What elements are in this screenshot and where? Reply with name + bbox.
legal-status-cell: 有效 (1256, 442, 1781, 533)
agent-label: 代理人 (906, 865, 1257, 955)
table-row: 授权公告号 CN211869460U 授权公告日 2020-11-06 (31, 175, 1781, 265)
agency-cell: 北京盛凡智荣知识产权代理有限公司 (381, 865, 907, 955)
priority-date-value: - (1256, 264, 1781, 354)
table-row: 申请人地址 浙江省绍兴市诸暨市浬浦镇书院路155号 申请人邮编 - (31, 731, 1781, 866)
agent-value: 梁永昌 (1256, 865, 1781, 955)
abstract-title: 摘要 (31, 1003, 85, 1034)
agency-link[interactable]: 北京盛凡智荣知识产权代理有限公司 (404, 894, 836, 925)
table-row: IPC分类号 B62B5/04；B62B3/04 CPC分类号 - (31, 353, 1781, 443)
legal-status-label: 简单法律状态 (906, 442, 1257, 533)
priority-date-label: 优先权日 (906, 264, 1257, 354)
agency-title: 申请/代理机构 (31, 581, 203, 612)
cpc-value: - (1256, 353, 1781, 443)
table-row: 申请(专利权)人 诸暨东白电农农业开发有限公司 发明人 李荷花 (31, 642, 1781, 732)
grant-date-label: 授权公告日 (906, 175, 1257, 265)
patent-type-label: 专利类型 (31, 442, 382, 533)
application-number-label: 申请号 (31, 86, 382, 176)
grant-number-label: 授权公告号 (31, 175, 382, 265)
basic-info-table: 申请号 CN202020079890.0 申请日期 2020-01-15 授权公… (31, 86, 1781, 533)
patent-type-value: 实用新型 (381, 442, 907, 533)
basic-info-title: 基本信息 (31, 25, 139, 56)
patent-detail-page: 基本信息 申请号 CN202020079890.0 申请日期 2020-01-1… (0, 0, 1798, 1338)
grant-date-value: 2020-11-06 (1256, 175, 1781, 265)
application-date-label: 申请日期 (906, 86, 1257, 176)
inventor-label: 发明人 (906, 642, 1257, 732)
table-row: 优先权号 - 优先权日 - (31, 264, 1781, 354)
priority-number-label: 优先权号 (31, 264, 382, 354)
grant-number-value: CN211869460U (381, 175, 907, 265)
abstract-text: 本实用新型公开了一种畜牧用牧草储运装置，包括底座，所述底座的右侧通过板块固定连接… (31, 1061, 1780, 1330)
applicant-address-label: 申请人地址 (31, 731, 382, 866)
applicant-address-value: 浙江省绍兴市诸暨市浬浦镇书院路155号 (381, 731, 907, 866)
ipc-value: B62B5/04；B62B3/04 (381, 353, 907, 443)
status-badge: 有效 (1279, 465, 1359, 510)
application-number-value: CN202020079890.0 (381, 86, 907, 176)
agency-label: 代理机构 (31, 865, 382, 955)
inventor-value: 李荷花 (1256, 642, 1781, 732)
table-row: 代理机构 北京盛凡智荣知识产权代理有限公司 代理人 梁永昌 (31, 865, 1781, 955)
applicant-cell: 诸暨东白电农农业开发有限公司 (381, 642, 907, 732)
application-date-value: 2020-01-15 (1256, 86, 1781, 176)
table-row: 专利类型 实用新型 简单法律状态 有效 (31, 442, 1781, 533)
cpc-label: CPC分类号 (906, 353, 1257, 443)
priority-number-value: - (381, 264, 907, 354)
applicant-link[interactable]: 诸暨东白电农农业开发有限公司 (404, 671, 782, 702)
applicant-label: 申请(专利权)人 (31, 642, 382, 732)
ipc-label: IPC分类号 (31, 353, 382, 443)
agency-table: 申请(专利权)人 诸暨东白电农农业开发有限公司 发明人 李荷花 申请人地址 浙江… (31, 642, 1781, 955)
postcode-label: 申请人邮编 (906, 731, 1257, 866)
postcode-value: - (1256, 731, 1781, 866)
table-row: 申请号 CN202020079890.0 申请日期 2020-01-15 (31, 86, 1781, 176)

WHAT THE TASK REQUIRES: Reproduce every line of the records above, character for character.

ANSWER IN FULL:
What elements are in this screenshot and where? Reply with name + bbox.
legal-status-cell: 有效 (1256, 442, 1781, 533)
agent-label: 代理人 (906, 865, 1257, 955)
table-row: 授权公告号 CN211869460U 授权公告日 2020-11-06 (31, 175, 1781, 265)
agency-cell: 北京盛凡智荣知识产权代理有限公司 (381, 865, 907, 955)
priority-date-value: - (1256, 264, 1781, 354)
table-row: 申请人地址 浙江省绍兴市诸暨市浬浦镇书院路155号 申请人邮编 - (31, 731, 1781, 866)
agent-value: 梁永昌 (1256, 865, 1781, 955)
abstract-title: 摘要 (31, 1003, 85, 1034)
agency-link[interactable]: 北京盛凡智荣知识产权代理有限公司 (404, 894, 836, 925)
table-row: IPC分类号 B62B5/04；B62B3/04 CPC分类号 - (31, 353, 1781, 443)
legal-status-label: 简单法律状态 (906, 442, 1257, 533)
priority-date-label: 优先权日 (906, 264, 1257, 354)
agency-title: 申请/代理机构 (31, 581, 203, 612)
cpc-value: - (1256, 353, 1781, 443)
table-row: 申请(专利权)人 诸暨东白电农农业开发有限公司 发明人 李荷花 (31, 642, 1781, 732)
grant-date-label: 授权公告日 (906, 175, 1257, 265)
patent-type-label: 专利类型 (31, 442, 382, 533)
application-number-label: 申请号 (31, 86, 382, 176)
grant-number-label: 授权公告号 (31, 175, 382, 265)
basic-info-table: 申请号 CN202020079890.0 申请日期 2020-01-15 授权公… (31, 86, 1781, 533)
patent-type-value: 实用新型 (381, 442, 907, 533)
basic-info-title: 基本信息 (31, 25, 139, 56)
patent-detail-page: 基本信息 申请号 CN202020079890.0 申请日期 2020-01-1… (0, 0, 1798, 1338)
grant-date-value: 2020-11-06 (1256, 175, 1781, 265)
application-date-label: 申请日期 (906, 86, 1257, 176)
inventor-label: 发明人 (906, 642, 1257, 732)
table-row: 优先权号 - 优先权日 - (31, 264, 1781, 354)
priority-number-label: 优先权号 (31, 264, 382, 354)
grant-number-value: CN211869460U (381, 175, 907, 265)
abstract-text: 本实用新型公开了一种畜牧用牧草储运装置，包括底座，所述底座的右侧通过板块固定连接… (31, 1061, 1780, 1330)
applicant-address-label: 申请人地址 (31, 731, 382, 866)
applicant-address-value: 浙江省绍兴市诸暨市浬浦镇书院路155号 (381, 731, 907, 866)
ipc-value: B62B5/04；B62B3/04 (381, 353, 907, 443)
status-badge: 有效 (1279, 465, 1359, 510)
application-number-value: CN202020079890.0 (381, 86, 907, 176)
agency-label: 代理机构 (31, 865, 382, 955)
inventor-value: 李荷花 (1256, 642, 1781, 732)
table-row: 代理机构 北京盛凡智荣知识产权代理有限公司 代理人 梁永昌 (31, 865, 1781, 955)
applicant-cell: 诸暨东白电农农业开发有限公司 (381, 642, 907, 732)
application-date-value: 2020-01-15 (1256, 86, 1781, 176)
table-row: 专利类型 实用新型 简单法律状态 有效 (31, 442, 1781, 533)
cpc-label: CPC分类号 (906, 353, 1257, 443)
priority-number-value: - (381, 264, 907, 354)
applicant-link[interactable]: 诸暨东白电农农业开发有限公司 (404, 671, 782, 702)
applicant-label: 申请(专利权)人 (31, 642, 382, 732)
ipc-label: IPC分类号 (31, 353, 382, 443)
agency-table: 申请(专利权)人 诸暨东白电农农业开发有限公司 发明人 李荷花 申请人地址 浙江… (31, 642, 1781, 955)
postcode-label: 申请人邮编 (906, 731, 1257, 866)
postcode-value: - (1256, 731, 1781, 866)
table-row: 申请号 CN202020079890.0 申请日期 2020-01-15 (31, 86, 1781, 176)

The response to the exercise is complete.